**EXERCISE DIRECTIONS:**
Which lines of the records contain "JSON"? Collect every one of them.

**INPUT FOR THIS TASK:**

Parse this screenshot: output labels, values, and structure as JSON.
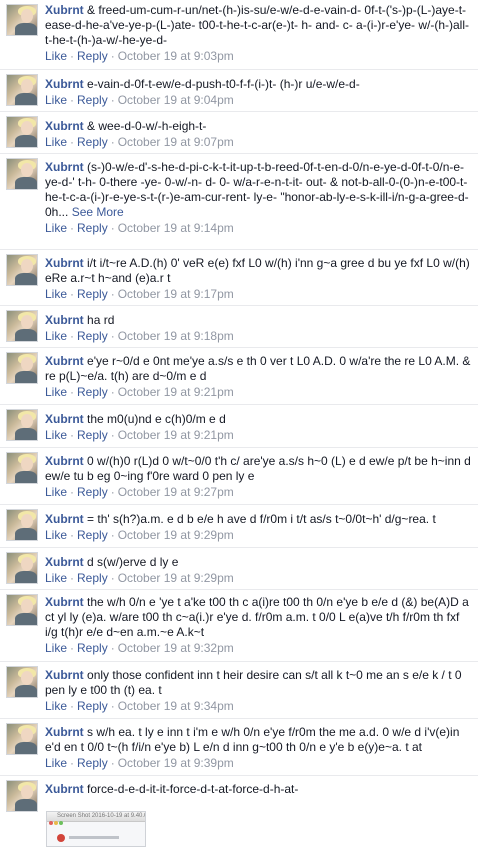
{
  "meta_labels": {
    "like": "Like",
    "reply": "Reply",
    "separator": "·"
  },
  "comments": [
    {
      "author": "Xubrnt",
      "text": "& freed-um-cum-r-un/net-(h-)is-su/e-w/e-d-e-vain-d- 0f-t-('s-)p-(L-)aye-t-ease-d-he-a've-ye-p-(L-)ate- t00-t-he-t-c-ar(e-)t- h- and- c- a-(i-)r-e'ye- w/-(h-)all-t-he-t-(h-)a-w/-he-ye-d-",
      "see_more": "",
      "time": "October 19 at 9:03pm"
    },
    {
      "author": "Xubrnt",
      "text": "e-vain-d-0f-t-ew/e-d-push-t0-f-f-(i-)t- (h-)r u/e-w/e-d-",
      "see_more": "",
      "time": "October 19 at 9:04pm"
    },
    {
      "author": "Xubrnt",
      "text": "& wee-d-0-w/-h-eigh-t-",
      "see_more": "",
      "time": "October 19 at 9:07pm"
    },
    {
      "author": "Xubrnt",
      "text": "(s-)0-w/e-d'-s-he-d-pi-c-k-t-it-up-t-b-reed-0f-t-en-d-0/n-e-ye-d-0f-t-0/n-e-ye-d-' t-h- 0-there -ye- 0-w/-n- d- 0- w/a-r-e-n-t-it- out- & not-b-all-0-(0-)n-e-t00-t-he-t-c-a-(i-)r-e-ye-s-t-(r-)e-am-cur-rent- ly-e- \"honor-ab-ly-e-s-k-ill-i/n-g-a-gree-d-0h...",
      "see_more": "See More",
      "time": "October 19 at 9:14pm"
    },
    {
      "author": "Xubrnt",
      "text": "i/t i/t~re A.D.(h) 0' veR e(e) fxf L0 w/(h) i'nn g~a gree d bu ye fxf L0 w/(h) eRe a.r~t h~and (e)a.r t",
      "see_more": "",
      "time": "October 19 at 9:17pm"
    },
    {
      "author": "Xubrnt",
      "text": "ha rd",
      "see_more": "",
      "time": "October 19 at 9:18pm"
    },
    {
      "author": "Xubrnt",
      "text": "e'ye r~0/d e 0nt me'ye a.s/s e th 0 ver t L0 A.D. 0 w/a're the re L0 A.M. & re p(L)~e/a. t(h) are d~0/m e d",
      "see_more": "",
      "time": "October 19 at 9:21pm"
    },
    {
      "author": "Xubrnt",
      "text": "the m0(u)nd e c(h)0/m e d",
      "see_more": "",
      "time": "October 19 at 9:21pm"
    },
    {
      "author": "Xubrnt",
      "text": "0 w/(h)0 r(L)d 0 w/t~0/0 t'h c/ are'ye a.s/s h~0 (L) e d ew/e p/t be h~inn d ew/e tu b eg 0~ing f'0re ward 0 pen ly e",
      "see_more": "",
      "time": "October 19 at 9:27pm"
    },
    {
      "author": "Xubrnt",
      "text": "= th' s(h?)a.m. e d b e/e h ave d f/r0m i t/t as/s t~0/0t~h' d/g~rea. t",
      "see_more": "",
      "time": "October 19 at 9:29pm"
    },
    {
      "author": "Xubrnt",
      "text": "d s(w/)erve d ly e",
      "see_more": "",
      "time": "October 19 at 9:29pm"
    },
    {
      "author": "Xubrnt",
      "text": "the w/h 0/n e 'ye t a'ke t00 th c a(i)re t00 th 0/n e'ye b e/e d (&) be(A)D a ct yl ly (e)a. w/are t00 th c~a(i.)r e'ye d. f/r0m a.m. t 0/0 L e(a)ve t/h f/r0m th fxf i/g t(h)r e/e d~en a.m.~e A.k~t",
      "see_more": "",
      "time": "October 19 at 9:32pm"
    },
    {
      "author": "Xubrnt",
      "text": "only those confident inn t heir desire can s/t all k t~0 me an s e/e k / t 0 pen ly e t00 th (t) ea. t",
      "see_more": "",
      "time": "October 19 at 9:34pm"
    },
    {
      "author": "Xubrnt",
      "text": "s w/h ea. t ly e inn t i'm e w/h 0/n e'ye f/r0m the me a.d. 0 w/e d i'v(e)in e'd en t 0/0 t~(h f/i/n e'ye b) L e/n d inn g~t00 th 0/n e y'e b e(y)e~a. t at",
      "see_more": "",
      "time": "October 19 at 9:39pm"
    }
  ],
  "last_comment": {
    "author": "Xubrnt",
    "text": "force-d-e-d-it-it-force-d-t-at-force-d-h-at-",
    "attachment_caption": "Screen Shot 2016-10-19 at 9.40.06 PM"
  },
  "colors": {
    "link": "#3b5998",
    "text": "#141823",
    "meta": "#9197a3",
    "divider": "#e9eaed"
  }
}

--

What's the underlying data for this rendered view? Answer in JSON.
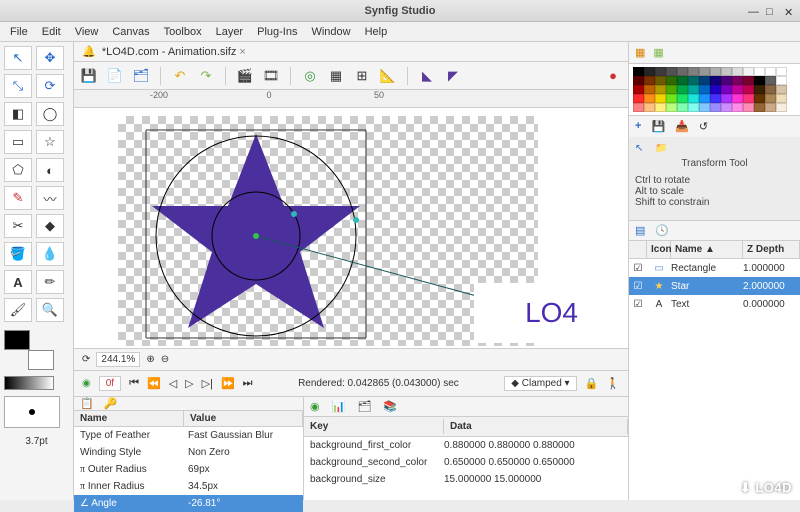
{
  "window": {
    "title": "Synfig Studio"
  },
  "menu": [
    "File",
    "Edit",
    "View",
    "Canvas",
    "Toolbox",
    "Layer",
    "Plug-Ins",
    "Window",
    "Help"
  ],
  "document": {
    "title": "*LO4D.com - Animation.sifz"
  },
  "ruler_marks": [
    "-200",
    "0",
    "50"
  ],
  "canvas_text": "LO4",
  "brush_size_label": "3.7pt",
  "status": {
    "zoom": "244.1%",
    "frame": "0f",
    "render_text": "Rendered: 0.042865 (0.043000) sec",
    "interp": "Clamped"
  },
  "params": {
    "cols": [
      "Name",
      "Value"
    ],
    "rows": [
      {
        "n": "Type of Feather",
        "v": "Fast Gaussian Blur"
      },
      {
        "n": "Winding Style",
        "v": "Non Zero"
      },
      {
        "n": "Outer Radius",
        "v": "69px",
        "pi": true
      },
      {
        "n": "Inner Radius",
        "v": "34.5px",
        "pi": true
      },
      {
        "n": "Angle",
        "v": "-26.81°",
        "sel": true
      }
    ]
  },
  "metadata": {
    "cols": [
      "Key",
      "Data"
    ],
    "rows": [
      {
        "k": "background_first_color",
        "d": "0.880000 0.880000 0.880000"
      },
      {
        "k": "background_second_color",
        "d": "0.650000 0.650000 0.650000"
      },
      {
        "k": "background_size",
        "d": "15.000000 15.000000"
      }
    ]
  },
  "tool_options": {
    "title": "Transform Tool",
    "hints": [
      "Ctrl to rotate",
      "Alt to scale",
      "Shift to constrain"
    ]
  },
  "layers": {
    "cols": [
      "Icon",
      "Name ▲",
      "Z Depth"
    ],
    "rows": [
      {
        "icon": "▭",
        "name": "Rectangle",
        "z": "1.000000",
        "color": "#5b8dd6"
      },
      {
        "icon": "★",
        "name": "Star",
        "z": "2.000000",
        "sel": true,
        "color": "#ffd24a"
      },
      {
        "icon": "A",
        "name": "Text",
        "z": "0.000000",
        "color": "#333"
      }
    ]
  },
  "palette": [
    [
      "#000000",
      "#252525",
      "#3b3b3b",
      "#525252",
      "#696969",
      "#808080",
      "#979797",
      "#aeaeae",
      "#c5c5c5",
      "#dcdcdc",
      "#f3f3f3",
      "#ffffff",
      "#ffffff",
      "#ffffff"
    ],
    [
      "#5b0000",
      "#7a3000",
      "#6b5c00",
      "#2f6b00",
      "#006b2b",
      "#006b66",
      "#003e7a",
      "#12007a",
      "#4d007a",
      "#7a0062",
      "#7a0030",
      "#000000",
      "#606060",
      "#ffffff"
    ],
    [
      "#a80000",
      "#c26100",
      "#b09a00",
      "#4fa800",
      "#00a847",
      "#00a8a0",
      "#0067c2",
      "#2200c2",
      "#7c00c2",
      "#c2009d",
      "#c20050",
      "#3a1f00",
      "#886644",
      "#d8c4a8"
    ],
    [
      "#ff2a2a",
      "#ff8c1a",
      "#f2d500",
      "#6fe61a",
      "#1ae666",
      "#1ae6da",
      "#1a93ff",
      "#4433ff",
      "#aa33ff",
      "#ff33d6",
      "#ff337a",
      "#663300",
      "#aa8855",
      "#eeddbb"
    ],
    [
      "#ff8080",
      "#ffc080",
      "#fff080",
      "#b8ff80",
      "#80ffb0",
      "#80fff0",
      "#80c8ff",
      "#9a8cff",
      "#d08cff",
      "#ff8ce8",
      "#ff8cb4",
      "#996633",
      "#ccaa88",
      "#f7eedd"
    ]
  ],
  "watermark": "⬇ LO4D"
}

**ANSWER TO THIS PROBLEM:**
Parse this screenshot: output labels, values, and structure as JSON.
What's the underlying data for this rendered view? Answer in JSON.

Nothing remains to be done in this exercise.